◆ Verilen metin:
★ ★ ★ ★

ANILARI YENİDEN KURMAK

ANILARI YENİDEN KURMAK

ANILARI YENİDEN KURMAK1

Ozan Ömer Akgül

Kasım 2018

Fotoğraf: Ute Langkafel, Mai Foto

17-21 Ekim tarihleri arasında Berlin’deki Maxim Gorki Tiyatrosu tarafından War or Peace (Savaş ya da Barış) adlı uluslararası bir festival düzenlendi. Birinci Dünya Savaşı’nın bitişinin yüzüncü yılında düzenlenen festival “farklı -bazen birbiriyle yarışan- anlatı çeşitlerini yakalamayı ve bunların bugünkü gerçeklik için sonuçlarını keşfetmeyi amaçlayan” bir diskurla yola çıktı. Farklı ülkelerden birçok tiyatro topluluğunu ağırlayan festival; ulus-devlet, kimlik, göçmenlik, savaş ve barış olguları/kavramları bağlamında geniş bir program içeriğine sahipti.

★ ★ ★ ★

◆ Ham veri:
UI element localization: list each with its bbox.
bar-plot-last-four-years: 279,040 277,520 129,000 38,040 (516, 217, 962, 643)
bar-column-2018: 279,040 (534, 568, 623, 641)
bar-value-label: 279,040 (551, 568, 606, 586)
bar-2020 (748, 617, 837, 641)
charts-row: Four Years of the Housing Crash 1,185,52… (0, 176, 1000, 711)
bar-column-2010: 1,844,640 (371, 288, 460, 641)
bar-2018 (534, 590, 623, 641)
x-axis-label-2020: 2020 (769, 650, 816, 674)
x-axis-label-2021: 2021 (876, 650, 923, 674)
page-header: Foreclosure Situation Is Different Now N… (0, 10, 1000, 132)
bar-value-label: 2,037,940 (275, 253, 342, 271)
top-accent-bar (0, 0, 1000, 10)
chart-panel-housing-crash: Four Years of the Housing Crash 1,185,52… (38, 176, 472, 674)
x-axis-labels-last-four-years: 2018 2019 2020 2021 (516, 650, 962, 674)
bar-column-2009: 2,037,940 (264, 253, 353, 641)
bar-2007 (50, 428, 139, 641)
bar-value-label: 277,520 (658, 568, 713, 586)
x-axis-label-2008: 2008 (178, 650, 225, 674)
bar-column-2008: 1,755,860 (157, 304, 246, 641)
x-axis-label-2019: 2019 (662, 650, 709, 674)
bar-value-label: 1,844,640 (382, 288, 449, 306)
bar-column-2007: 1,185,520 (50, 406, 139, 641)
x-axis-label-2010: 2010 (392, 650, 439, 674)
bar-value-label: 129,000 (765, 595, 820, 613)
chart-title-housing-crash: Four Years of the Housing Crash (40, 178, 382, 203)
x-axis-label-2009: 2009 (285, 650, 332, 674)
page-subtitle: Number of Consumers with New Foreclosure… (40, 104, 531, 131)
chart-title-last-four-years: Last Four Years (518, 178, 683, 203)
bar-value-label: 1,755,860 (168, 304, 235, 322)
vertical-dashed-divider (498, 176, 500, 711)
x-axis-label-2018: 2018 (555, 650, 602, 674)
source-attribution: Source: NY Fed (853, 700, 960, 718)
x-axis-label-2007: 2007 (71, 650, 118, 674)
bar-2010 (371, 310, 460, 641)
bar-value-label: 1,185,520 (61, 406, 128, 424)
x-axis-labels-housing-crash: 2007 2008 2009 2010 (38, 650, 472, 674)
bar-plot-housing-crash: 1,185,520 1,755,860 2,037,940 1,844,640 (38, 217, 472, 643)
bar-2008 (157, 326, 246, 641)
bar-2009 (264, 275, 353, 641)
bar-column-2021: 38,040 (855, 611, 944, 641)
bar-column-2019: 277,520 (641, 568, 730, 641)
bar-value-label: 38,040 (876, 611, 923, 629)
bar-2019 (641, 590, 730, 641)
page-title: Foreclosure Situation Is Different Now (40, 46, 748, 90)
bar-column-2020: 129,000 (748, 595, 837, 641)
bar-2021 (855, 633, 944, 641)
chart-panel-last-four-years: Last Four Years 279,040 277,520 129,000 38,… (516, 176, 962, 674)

★ ★ ★ ★

Berlin'deki War or Peace festivaline dair yazıya, son cümlesinden sonra devam edin. Verilerin bu çalışmada hiçbir rolü yoktur.

Maxim Gorki Tiyatrosu’nun genel sanat yönetmenlerinden biri olan Şermin Langhoff, daha önce Ballhaus tiyatrosunda yaptığı çalışmalarının kapsamını postmigrant (göçmen sonrası) olarak adlandırıyor. Postmigrant kavramı özellikle “İkinci ve üçüncü kuşağa ait öyküleri tanımlamaktadır, çünkü bu öyküler göçmenliğin izini taşısa da, kendileri göçmemiş olan kişilerce üretilmiştir”(1). Ayrıca bu kavram; göçmenlerin görünür kılınmalarını, entegrasyon içinde erimemelerini ve toplumun göçmen algısını ‘geleneksel’ algıdan çıkarmayı da amaçlamıştır. Şermin Langhoff ve ekibi, Gorki’de de benzer çalışmaları üretmeye devam ediyorlar. Bu festivalin özelinde düşünecek olursak program içeriğindeki oyunlar yalnızca Avrupa merkezli, Dünya Savaşları’nın tarihselliğiyle ilgili değil aynı zamanda bu savaşların neden olduğu birçok politik dönüşümlerin ve onların izlerinin bugüne nasıl yansıdığını ulus, göçmenlik gibi temalar üzerinden konu alıyor. Bu konuları tiyatro aracılığıyla (estetiğiyle) deneyimlemekse önemli bir durum çünkü bu konuların ya da olguların bugün nasıl ve hangi sanatsal yöntemlerle temsil edildiğini görmek bugünün politik temsil modelleriyle de karşılaşmak açısından da değerli.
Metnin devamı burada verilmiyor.